Data shown
— begin —

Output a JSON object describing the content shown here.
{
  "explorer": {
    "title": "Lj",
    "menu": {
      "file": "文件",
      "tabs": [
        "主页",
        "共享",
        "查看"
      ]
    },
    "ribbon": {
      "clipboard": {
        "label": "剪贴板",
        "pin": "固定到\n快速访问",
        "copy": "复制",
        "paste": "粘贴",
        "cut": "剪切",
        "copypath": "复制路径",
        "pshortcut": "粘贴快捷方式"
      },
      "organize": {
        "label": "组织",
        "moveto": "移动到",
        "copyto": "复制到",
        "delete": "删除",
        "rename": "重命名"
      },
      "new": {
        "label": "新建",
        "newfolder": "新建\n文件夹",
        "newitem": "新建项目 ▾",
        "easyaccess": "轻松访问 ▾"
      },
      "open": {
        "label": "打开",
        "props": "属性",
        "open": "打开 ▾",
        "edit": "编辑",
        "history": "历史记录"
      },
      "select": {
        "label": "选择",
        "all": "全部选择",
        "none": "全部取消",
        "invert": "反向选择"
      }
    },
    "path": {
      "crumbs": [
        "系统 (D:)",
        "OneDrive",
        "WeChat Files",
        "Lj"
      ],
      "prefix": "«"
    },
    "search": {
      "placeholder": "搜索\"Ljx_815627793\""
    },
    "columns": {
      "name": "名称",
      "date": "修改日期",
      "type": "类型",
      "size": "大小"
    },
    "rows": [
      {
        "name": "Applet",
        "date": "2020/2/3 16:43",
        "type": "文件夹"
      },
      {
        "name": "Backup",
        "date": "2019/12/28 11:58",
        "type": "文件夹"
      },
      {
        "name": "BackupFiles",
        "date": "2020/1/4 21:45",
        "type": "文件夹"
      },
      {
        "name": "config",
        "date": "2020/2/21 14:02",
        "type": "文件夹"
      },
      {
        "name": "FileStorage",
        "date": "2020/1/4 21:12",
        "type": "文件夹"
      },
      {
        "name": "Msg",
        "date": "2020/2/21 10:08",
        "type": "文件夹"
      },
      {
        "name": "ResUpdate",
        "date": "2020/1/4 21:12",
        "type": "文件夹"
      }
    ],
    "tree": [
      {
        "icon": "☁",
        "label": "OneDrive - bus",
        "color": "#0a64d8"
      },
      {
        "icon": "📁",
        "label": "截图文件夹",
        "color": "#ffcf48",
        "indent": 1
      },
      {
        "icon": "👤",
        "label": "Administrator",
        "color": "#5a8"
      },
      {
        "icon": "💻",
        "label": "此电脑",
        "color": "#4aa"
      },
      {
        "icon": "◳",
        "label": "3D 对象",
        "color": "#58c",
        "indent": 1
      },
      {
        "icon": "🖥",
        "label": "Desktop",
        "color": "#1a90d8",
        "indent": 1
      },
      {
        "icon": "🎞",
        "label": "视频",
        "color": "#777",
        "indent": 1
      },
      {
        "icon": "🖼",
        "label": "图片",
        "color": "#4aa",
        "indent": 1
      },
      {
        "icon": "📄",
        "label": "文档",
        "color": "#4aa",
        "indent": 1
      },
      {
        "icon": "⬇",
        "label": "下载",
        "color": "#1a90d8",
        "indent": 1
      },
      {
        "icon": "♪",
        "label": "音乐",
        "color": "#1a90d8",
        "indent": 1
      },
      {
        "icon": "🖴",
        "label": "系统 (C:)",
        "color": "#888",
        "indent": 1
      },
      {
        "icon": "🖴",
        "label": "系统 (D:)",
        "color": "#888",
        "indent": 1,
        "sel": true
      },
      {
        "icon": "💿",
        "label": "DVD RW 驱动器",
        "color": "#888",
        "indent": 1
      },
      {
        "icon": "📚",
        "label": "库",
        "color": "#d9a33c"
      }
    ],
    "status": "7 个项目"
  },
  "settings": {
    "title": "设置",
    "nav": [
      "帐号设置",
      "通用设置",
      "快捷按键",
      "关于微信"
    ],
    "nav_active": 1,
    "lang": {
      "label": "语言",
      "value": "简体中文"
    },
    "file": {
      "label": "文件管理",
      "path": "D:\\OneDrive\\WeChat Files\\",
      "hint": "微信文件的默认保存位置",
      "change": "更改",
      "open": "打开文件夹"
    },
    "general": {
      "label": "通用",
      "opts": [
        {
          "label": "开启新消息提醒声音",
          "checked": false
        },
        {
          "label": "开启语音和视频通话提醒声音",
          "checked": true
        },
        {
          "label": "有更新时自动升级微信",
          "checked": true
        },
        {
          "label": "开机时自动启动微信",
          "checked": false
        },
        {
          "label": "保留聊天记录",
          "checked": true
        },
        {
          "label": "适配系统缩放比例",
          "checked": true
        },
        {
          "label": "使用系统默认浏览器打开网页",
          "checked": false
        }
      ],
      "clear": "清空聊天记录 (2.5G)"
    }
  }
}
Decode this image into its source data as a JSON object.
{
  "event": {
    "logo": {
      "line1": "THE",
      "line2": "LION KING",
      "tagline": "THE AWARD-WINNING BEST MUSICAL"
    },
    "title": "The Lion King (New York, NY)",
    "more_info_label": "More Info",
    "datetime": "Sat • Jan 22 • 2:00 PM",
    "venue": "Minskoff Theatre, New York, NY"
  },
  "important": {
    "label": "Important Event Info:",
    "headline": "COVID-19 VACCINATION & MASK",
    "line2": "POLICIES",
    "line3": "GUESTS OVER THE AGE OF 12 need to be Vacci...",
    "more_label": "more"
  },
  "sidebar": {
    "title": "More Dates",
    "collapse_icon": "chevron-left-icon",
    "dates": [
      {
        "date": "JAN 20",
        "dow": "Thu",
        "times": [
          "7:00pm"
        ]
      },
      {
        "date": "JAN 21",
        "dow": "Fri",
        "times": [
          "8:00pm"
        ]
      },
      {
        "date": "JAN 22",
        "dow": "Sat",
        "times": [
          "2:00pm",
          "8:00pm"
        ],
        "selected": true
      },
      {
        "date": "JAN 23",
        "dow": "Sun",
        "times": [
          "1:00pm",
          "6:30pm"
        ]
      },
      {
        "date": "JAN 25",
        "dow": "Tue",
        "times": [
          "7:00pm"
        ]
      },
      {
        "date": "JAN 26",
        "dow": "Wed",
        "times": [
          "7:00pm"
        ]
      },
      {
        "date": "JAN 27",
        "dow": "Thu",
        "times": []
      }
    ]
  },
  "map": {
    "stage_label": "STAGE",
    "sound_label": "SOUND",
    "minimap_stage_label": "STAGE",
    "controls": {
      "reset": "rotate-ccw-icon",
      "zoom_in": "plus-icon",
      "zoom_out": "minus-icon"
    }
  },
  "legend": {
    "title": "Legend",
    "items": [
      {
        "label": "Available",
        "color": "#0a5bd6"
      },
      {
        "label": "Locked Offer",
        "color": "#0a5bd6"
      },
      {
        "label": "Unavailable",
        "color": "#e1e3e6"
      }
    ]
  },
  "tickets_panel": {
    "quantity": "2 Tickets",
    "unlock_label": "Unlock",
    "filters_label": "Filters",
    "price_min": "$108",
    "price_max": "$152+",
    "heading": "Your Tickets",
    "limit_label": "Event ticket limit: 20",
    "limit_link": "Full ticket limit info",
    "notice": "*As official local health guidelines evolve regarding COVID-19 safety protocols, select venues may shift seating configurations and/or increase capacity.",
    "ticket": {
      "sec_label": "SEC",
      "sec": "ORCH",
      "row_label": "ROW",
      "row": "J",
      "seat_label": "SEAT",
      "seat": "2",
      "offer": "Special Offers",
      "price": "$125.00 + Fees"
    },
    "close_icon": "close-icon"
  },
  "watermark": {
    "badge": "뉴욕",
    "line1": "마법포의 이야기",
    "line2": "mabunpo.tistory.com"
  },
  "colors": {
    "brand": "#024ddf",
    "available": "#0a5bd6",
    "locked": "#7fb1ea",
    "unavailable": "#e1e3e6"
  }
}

— end —

What the exercise asks
Search the data for "COVID" and list every line in which it occurs.

Task answer
    "headline": "COVID-19 VACCINATION & MASK",
    "notice": "*As official local health guidelines evolve regarding COVID-19 safety protocols, select venues may shift seating configurations and/or increase capacity.",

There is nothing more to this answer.